• To be done: Will you extract the entries word for word? Images should not appear in the copy.

• Stored rows:
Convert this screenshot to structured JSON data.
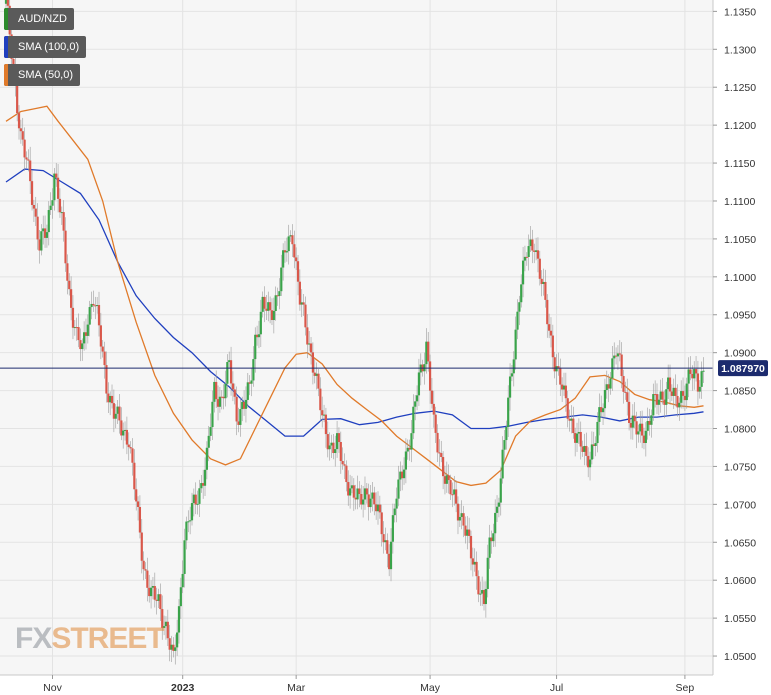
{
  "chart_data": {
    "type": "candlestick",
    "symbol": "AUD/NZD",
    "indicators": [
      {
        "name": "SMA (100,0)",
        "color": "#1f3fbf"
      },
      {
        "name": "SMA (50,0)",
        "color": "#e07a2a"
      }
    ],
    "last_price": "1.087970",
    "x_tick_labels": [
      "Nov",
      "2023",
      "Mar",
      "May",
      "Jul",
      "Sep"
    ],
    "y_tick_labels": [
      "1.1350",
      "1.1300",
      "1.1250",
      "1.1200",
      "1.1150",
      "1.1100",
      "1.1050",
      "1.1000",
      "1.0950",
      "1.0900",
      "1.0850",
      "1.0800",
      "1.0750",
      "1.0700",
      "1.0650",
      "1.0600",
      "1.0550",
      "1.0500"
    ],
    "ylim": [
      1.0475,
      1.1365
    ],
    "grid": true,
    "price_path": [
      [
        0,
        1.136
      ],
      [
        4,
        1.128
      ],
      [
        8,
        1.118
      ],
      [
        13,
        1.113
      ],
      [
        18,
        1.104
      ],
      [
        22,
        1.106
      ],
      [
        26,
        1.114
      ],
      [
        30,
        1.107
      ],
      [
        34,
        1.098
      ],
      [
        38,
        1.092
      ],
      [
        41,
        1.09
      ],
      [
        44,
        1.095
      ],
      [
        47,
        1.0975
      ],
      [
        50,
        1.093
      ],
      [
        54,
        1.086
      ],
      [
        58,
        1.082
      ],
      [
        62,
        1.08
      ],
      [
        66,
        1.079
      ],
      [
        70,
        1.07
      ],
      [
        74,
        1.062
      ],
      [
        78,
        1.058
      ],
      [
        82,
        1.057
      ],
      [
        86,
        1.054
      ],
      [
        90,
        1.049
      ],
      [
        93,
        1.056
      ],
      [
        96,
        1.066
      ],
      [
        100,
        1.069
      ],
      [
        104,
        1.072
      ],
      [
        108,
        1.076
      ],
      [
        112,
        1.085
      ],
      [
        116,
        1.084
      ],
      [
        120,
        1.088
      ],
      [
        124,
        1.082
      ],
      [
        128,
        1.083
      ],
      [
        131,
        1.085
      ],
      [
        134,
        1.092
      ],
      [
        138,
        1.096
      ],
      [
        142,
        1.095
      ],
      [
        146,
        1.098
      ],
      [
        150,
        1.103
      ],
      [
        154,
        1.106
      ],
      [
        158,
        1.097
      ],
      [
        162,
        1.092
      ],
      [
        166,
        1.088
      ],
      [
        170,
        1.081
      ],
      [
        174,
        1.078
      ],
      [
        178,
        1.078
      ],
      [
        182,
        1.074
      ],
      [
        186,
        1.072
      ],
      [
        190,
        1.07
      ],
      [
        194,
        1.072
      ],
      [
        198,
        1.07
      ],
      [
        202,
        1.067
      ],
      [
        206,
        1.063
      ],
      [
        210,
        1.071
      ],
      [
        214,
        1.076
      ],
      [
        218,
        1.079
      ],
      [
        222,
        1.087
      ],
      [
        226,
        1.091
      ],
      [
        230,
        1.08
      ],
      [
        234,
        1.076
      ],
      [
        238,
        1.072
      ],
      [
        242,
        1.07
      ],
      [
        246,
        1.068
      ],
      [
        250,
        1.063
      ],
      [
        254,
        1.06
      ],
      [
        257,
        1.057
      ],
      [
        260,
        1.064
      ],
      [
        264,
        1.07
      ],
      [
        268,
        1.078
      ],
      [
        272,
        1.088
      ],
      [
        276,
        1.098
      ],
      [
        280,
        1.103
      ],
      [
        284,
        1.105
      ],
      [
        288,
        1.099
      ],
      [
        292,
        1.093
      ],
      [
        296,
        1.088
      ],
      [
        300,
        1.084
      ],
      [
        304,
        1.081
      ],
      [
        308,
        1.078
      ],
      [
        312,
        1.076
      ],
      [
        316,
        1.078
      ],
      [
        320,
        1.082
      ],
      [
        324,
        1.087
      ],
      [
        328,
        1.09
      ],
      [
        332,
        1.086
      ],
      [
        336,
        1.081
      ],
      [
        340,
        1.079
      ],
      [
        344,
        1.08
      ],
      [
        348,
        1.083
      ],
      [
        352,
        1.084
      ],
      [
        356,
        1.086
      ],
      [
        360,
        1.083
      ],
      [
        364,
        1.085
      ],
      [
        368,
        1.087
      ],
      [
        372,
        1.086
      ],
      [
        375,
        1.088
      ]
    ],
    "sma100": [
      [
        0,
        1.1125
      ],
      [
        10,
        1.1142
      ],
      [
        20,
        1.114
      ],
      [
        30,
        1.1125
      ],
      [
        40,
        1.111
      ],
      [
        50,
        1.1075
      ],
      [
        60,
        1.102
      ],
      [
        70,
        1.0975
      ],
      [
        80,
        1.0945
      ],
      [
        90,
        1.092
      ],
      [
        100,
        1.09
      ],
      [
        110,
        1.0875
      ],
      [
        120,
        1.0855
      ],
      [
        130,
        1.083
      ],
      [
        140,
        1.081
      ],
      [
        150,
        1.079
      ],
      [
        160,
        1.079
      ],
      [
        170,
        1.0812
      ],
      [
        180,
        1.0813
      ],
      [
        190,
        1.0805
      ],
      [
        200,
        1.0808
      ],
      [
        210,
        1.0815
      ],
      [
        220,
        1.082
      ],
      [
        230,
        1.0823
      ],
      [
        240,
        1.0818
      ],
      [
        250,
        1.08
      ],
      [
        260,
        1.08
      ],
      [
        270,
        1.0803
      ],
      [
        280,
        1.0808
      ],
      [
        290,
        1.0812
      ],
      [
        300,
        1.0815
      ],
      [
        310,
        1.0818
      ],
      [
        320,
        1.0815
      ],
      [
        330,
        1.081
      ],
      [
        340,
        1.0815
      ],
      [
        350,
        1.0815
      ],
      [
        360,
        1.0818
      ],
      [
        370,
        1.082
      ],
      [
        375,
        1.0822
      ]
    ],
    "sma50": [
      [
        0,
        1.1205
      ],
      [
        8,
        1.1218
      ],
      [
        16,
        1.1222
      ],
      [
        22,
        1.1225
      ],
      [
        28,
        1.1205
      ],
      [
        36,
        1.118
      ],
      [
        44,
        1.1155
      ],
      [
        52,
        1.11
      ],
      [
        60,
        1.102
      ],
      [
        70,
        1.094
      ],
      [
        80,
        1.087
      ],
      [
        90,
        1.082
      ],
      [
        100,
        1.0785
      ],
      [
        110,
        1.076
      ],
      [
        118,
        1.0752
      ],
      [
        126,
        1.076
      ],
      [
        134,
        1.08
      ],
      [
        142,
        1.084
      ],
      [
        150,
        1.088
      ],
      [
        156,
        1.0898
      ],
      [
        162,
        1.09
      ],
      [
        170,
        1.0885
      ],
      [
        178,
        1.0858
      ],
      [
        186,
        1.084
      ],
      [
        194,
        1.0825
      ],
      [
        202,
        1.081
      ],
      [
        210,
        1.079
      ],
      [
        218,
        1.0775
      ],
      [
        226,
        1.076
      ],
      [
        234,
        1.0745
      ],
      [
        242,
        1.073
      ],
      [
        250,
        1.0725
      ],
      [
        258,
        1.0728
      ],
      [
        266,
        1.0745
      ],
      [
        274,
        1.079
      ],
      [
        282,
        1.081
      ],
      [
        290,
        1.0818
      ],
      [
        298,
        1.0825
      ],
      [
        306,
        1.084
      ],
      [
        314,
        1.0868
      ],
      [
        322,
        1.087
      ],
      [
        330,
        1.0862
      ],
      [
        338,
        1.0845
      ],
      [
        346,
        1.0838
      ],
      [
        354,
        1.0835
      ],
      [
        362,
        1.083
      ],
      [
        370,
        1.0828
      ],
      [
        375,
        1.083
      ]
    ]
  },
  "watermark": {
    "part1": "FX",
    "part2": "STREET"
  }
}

• Answer below:
Convert this screenshot to structured JSON data.
{
  "chart_data": {
    "type": "candlestick",
    "symbol": "AUD/NZD",
    "indicators": [
      {
        "name": "SMA (100,0)",
        "color": "#1f3fbf"
      },
      {
        "name": "SMA (50,0)",
        "color": "#e07a2a"
      }
    ],
    "last_price": "1.087970",
    "x_tick_labels": [
      "Nov",
      "2023",
      "Mar",
      "May",
      "Jul",
      "Sep"
    ],
    "y_tick_labels": [
      "1.1350",
      "1.1300",
      "1.1250",
      "1.1200",
      "1.1150",
      "1.1100",
      "1.1050",
      "1.1000",
      "1.0950",
      "1.0900",
      "1.0850",
      "1.0800",
      "1.0750",
      "1.0700",
      "1.0650",
      "1.0600",
      "1.0550",
      "1.0500"
    ],
    "ylim": [
      1.0475,
      1.1365
    ],
    "grid": true,
    "price_path": [
      [
        0,
        1.136
      ],
      [
        4,
        1.128
      ],
      [
        8,
        1.118
      ],
      [
        13,
        1.113
      ],
      [
        18,
        1.104
      ],
      [
        22,
        1.106
      ],
      [
        26,
        1.114
      ],
      [
        30,
        1.107
      ],
      [
        34,
        1.098
      ],
      [
        38,
        1.092
      ],
      [
        41,
        1.09
      ],
      [
        44,
        1.095
      ],
      [
        47,
        1.0975
      ],
      [
        50,
        1.093
      ],
      [
        54,
        1.086
      ],
      [
        58,
        1.082
      ],
      [
        62,
        1.08
      ],
      [
        66,
        1.079
      ],
      [
        70,
        1.07
      ],
      [
        74,
        1.062
      ],
      [
        78,
        1.058
      ],
      [
        82,
        1.057
      ],
      [
        86,
        1.054
      ],
      [
        90,
        1.049
      ],
      [
        93,
        1.056
      ],
      [
        96,
        1.066
      ],
      [
        100,
        1.069
      ],
      [
        104,
        1.072
      ],
      [
        108,
        1.076
      ],
      [
        112,
        1.085
      ],
      [
        116,
        1.084
      ],
      [
        120,
        1.088
      ],
      [
        124,
        1.082
      ],
      [
        128,
        1.083
      ],
      [
        131,
        1.085
      ],
      [
        134,
        1.092
      ],
      [
        138,
        1.096
      ],
      [
        142,
        1.095
      ],
      [
        146,
        1.098
      ],
      [
        150,
        1.103
      ],
      [
        154,
        1.106
      ],
      [
        158,
        1.097
      ],
      [
        162,
        1.092
      ],
      [
        166,
        1.088
      ],
      [
        170,
        1.081
      ],
      [
        174,
        1.078
      ],
      [
        178,
        1.078
      ],
      [
        182,
        1.074
      ],
      [
        186,
        1.072
      ],
      [
        190,
        1.07
      ],
      [
        194,
        1.072
      ],
      [
        198,
        1.07
      ],
      [
        202,
        1.067
      ],
      [
        206,
        1.063
      ],
      [
        210,
        1.071
      ],
      [
        214,
        1.076
      ],
      [
        218,
        1.079
      ],
      [
        222,
        1.087
      ],
      [
        226,
        1.091
      ],
      [
        230,
        1.08
      ],
      [
        234,
        1.076
      ],
      [
        238,
        1.072
      ],
      [
        242,
        1.07
      ],
      [
        246,
        1.068
      ],
      [
        250,
        1.063
      ],
      [
        254,
        1.06
      ],
      [
        257,
        1.057
      ],
      [
        260,
        1.064
      ],
      [
        264,
        1.07
      ],
      [
        268,
        1.078
      ],
      [
        272,
        1.088
      ],
      [
        276,
        1.098
      ],
      [
        280,
        1.103
      ],
      [
        284,
        1.105
      ],
      [
        288,
        1.099
      ],
      [
        292,
        1.093
      ],
      [
        296,
        1.088
      ],
      [
        300,
        1.084
      ],
      [
        304,
        1.081
      ],
      [
        308,
        1.078
      ],
      [
        312,
        1.076
      ],
      [
        316,
        1.078
      ],
      [
        320,
        1.082
      ],
      [
        324,
        1.087
      ],
      [
        328,
        1.09
      ],
      [
        332,
        1.086
      ],
      [
        336,
        1.081
      ],
      [
        340,
        1.079
      ],
      [
        344,
        1.08
      ],
      [
        348,
        1.083
      ],
      [
        352,
        1.084
      ],
      [
        356,
        1.086
      ],
      [
        360,
        1.083
      ],
      [
        364,
        1.085
      ],
      [
        368,
        1.087
      ],
      [
        372,
        1.086
      ],
      [
        375,
        1.088
      ]
    ],
    "sma100": [
      [
        0,
        1.1125
      ],
      [
        10,
        1.1142
      ],
      [
        20,
        1.114
      ],
      [
        30,
        1.1125
      ],
      [
        40,
        1.111
      ],
      [
        50,
        1.1075
      ],
      [
        60,
        1.102
      ],
      [
        70,
        1.0975
      ],
      [
        80,
        1.0945
      ],
      [
        90,
        1.092
      ],
      [
        100,
        1.09
      ],
      [
        110,
        1.0875
      ],
      [
        120,
        1.0855
      ],
      [
        130,
        1.083
      ],
      [
        140,
        1.081
      ],
      [
        150,
        1.079
      ],
      [
        160,
        1.079
      ],
      [
        170,
        1.0812
      ],
      [
        180,
        1.0813
      ],
      [
        190,
        1.0805
      ],
      [
        200,
        1.0808
      ],
      [
        210,
        1.0815
      ],
      [
        220,
        1.082
      ],
      [
        230,
        1.0823
      ],
      [
        240,
        1.0818
      ],
      [
        250,
        1.08
      ],
      [
        260,
        1.08
      ],
      [
        270,
        1.0803
      ],
      [
        280,
        1.0808
      ],
      [
        290,
        1.0812
      ],
      [
        300,
        1.0815
      ],
      [
        310,
        1.0818
      ],
      [
        320,
        1.0815
      ],
      [
        330,
        1.081
      ],
      [
        340,
        1.0815
      ],
      [
        350,
        1.0815
      ],
      [
        360,
        1.0818
      ],
      [
        370,
        1.082
      ],
      [
        375,
        1.0822
      ]
    ],
    "sma50": [
      [
        0,
        1.1205
      ],
      [
        8,
        1.1218
      ],
      [
        16,
        1.1222
      ],
      [
        22,
        1.1225
      ],
      [
        28,
        1.1205
      ],
      [
        36,
        1.118
      ],
      [
        44,
        1.1155
      ],
      [
        52,
        1.11
      ],
      [
        60,
        1.102
      ],
      [
        70,
        1.094
      ],
      [
        80,
        1.087
      ],
      [
        90,
        1.082
      ],
      [
        100,
        1.0785
      ],
      [
        110,
        1.076
      ],
      [
        118,
        1.0752
      ],
      [
        126,
        1.076
      ],
      [
        134,
        1.08
      ],
      [
        142,
        1.084
      ],
      [
        150,
        1.088
      ],
      [
        156,
        1.0898
      ],
      [
        162,
        1.09
      ],
      [
        170,
        1.0885
      ],
      [
        178,
        1.0858
      ],
      [
        186,
        1.084
      ],
      [
        194,
        1.0825
      ],
      [
        202,
        1.081
      ],
      [
        210,
        1.079
      ],
      [
        218,
        1.0775
      ],
      [
        226,
        1.076
      ],
      [
        234,
        1.0745
      ],
      [
        242,
        1.073
      ],
      [
        250,
        1.0725
      ],
      [
        258,
        1.0728
      ],
      [
        266,
        1.0745
      ],
      [
        274,
        1.079
      ],
      [
        282,
        1.081
      ],
      [
        290,
        1.0818
      ],
      [
        298,
        1.0825
      ],
      [
        306,
        1.084
      ],
      [
        314,
        1.0868
      ],
      [
        322,
        1.087
      ],
      [
        330,
        1.0862
      ],
      [
        338,
        1.0845
      ],
      [
        346,
        1.0838
      ],
      [
        354,
        1.0835
      ],
      [
        362,
        1.083
      ],
      [
        370,
        1.0828
      ],
      [
        375,
        1.083
      ]
    ]
  },
  "watermark": {
    "part1": "FX",
    "part2": "STREET"
  }
}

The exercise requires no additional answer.